▶ _Job_: Which lines in the records below contain the word "JSON"? Copy each one out.

* start *

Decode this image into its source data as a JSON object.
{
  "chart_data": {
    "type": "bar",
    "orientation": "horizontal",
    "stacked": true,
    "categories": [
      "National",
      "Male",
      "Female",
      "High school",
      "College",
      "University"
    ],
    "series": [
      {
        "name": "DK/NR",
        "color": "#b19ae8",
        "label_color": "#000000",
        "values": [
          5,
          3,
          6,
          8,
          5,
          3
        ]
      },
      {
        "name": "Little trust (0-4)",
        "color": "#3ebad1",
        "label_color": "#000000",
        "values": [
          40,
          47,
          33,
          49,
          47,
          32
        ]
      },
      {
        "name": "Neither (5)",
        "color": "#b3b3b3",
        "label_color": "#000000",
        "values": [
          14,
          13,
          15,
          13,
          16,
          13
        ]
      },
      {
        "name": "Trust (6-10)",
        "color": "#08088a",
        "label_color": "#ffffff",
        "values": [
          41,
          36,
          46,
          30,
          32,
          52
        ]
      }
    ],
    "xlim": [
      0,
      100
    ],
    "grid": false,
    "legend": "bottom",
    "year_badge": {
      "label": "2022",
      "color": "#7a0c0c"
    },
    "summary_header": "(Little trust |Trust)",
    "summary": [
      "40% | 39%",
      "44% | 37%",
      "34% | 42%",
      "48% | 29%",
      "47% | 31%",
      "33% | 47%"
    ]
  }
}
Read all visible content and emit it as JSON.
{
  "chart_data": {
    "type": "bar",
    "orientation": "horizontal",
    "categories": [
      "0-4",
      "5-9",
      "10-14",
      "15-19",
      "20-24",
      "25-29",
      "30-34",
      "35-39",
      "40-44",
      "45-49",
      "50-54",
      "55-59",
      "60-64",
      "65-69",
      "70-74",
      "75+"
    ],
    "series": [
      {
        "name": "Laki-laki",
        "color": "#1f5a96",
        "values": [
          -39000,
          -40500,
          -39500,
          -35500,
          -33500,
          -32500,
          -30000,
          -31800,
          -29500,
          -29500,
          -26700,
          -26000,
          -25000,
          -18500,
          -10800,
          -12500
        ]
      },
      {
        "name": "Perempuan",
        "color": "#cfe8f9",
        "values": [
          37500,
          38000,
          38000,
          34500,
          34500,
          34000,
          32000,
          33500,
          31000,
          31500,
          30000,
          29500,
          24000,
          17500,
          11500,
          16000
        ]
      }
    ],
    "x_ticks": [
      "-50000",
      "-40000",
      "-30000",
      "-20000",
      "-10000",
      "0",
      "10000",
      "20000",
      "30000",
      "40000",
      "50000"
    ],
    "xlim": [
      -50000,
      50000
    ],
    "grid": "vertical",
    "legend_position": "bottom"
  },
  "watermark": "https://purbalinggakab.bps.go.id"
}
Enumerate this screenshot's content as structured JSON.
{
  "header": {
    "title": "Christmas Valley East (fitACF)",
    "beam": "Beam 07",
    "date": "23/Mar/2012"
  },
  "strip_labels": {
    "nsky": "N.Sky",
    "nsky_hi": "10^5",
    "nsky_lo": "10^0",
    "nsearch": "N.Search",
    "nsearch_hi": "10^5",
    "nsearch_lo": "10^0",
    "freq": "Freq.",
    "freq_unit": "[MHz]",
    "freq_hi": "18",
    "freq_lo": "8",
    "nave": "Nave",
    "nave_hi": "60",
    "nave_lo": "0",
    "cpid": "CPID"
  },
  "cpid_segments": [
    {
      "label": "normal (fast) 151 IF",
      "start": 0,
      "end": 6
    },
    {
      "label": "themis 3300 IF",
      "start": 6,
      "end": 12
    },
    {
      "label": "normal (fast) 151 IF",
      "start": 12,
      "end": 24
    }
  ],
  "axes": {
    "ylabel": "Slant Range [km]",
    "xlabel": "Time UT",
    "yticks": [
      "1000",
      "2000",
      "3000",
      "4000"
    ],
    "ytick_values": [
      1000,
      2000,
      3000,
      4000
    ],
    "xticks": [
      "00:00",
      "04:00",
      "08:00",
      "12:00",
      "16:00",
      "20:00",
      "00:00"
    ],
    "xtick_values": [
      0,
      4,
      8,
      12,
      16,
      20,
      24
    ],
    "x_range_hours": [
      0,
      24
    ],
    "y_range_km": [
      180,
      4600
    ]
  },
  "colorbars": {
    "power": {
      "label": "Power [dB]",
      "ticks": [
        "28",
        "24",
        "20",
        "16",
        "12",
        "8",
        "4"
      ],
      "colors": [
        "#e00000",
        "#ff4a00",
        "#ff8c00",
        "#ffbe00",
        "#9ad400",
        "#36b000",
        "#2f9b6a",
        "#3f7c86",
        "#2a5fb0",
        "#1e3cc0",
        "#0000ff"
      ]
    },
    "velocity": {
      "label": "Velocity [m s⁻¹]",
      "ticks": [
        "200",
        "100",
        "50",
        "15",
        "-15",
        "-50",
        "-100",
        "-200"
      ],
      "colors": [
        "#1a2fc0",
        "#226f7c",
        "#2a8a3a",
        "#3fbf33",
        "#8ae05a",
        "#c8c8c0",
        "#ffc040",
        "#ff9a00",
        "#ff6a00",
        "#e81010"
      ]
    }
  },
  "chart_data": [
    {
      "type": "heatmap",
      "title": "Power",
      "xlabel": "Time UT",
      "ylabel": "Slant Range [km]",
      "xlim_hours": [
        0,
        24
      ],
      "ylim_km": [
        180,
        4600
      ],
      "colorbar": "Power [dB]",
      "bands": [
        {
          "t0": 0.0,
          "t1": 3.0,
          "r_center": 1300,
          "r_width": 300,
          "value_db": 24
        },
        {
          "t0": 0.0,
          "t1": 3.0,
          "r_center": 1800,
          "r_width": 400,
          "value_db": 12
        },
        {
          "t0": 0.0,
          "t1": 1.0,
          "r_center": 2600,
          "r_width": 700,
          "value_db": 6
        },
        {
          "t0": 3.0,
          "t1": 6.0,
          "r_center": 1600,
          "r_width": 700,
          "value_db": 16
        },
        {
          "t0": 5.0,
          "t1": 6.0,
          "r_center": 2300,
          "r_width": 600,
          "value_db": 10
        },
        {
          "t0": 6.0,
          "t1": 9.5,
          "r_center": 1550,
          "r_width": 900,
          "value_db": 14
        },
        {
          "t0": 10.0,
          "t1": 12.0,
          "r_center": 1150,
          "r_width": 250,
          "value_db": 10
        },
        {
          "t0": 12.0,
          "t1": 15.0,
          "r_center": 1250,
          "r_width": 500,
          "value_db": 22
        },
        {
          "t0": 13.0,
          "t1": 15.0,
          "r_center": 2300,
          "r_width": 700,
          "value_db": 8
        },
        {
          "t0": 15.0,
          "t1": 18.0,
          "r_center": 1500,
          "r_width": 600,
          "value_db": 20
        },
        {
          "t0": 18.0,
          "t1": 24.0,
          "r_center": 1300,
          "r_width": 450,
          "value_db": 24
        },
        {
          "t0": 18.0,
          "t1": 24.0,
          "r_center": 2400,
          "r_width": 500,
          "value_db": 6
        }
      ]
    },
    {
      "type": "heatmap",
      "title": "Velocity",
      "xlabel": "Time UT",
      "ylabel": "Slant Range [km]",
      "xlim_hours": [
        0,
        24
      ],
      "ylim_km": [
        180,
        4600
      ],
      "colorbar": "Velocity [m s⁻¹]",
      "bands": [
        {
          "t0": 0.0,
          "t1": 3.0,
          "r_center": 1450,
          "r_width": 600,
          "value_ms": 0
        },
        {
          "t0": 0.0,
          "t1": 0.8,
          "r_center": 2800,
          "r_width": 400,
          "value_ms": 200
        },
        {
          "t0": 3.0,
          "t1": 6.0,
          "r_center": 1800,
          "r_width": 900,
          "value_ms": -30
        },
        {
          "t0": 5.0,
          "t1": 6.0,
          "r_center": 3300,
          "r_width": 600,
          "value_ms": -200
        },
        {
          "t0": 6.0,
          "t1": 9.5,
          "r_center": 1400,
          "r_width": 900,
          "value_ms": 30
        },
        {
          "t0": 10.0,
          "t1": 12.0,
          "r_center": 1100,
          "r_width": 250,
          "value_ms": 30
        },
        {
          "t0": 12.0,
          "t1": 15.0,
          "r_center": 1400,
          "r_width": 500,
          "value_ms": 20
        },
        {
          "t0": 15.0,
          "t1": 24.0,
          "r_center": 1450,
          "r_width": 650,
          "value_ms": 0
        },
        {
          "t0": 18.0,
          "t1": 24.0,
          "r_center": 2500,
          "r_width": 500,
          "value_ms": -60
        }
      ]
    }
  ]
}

* end *

▶ _Complete response_:
Decode this image into its source data as a JSON object.
Read all visible content and emit it as JSON.
Enumerate this screenshot's content as structured JSON.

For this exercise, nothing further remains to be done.